YOUR OBJECTIVE » Scan the entries below. List each line with "نرمز".

— start INFORMATION PROVIDED —

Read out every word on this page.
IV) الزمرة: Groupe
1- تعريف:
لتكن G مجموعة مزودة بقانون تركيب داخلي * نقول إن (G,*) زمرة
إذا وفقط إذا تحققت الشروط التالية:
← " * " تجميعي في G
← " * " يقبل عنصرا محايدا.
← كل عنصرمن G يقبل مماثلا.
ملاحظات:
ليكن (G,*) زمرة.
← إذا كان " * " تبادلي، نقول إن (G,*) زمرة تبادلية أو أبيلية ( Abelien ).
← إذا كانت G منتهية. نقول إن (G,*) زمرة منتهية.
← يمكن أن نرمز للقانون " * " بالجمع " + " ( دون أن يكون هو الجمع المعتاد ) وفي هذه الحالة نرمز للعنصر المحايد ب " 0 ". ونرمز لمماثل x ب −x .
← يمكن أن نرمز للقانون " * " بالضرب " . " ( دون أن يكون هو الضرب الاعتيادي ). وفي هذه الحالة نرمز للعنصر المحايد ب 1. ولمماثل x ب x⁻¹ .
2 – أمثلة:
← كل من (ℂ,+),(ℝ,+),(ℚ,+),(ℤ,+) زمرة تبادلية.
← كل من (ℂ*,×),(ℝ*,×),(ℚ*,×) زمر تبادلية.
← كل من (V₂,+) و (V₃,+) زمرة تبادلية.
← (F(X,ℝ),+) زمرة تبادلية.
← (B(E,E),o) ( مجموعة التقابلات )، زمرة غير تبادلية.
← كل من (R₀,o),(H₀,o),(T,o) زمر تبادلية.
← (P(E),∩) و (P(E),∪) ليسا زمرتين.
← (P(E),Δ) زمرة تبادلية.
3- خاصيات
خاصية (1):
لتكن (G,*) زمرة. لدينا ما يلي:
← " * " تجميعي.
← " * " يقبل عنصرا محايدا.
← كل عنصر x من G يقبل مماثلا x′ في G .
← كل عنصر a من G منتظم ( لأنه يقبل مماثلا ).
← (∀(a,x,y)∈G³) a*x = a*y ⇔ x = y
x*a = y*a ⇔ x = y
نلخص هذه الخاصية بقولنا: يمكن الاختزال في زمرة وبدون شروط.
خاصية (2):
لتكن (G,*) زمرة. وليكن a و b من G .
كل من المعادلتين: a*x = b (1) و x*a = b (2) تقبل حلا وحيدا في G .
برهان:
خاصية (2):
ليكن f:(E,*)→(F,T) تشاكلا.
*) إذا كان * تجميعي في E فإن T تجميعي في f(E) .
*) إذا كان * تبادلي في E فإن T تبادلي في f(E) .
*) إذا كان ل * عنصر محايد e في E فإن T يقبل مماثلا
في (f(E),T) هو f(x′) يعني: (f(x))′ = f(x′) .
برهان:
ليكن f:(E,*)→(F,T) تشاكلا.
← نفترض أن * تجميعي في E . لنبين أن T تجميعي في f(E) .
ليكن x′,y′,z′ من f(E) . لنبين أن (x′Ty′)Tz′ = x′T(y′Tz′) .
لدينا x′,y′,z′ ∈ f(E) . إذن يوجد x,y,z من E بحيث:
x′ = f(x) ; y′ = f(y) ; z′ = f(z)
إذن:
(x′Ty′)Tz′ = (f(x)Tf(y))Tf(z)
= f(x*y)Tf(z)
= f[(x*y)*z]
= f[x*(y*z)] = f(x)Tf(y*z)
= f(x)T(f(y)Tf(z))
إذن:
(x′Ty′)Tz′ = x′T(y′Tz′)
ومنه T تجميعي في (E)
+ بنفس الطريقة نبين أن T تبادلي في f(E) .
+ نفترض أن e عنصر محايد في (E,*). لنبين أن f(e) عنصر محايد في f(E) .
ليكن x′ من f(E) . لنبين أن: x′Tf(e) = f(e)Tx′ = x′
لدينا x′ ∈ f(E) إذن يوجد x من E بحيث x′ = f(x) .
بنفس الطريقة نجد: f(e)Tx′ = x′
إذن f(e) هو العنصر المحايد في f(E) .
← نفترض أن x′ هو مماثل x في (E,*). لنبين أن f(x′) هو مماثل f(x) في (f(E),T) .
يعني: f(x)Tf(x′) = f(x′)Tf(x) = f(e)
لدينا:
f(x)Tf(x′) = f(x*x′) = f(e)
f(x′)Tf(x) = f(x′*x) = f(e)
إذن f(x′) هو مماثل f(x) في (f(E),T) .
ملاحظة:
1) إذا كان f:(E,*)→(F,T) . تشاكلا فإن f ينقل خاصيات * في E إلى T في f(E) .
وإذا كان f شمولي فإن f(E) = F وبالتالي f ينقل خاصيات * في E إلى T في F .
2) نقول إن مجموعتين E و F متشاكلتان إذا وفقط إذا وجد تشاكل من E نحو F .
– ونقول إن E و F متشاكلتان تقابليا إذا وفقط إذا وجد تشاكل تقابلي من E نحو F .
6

— end INFORMATION PROVIDED —

THE OUTPUT »
← يمكن أن نرمز للقانون " * " بالجمع " + " ( دون أن يكون هو الجمع المعتاد ) وفي هذه الحالة نرمز للعنصر المحايد ب " 0 ". ونرمز لمماثل x ب −x .
← يمكن أن نرمز للقانون " * " بالضرب " . " ( دون أن يكون هو الضرب الاعتيادي ). وفي هذه الحالة نرمز للعنصر المحايد ب 1. ولمماثل x ب x⁻¹ .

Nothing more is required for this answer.